** START Entries supplied **

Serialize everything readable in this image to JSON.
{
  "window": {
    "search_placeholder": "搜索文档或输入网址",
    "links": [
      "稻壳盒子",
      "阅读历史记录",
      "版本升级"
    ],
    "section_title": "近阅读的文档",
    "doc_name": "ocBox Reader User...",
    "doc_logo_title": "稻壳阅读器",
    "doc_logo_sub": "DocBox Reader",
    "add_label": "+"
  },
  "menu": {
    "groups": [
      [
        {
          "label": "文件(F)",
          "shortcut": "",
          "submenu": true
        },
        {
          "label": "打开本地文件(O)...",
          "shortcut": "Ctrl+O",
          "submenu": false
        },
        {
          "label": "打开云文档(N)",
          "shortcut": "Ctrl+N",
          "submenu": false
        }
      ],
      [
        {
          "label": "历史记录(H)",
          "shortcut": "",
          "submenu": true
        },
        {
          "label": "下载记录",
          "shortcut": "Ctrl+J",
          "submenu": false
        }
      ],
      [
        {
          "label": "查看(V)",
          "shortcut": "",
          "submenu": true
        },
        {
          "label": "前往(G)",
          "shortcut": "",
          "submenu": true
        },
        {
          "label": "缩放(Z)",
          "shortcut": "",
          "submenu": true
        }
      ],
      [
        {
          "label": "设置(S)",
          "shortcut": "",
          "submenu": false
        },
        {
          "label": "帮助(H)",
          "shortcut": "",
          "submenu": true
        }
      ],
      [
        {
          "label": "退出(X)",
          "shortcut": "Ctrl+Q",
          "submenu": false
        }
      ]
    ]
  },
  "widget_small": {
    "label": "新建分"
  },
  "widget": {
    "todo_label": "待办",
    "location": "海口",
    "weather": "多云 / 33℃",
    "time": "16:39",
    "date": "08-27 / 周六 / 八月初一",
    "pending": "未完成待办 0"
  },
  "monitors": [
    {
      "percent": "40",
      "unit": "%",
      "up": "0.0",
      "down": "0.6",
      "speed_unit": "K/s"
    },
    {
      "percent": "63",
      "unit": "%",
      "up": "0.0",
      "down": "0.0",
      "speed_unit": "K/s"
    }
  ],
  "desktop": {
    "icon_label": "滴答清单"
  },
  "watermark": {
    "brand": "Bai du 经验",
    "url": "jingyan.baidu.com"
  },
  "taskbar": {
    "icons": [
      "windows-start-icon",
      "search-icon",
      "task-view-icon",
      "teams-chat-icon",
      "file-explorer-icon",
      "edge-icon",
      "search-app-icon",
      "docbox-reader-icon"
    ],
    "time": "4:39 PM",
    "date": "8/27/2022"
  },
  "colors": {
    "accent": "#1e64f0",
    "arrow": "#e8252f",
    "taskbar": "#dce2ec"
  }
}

** END Entries supplied **

Short task — Gather every line from the listing above in which the word "Ctrl" appears.

Right answer —
          "shortcut": "Ctrl+O",
          "shortcut": "Ctrl+N",
          "shortcut": "Ctrl+J",
          "shortcut": "Ctrl+Q",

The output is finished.